◆ Data entries for graphics ◆
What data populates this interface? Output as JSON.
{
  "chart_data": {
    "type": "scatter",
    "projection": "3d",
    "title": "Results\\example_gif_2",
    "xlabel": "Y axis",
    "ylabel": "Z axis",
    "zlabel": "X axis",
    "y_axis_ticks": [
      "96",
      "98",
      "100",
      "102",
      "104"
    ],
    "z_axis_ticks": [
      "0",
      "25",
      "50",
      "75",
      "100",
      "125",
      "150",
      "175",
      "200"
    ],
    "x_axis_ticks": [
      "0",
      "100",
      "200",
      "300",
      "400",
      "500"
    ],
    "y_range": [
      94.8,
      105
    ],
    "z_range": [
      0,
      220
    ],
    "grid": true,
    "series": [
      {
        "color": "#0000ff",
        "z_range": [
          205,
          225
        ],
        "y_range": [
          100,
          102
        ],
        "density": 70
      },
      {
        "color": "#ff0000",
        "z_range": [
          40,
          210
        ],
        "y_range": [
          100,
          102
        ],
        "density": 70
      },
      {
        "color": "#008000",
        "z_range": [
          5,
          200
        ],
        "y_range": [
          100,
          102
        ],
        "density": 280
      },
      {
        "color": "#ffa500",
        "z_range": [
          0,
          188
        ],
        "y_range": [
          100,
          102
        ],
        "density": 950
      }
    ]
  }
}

◆ The exercise ◆
Determine how many lines of the listing above hold the word "density". Report that number without anything else.

◆ Written answer ◆
4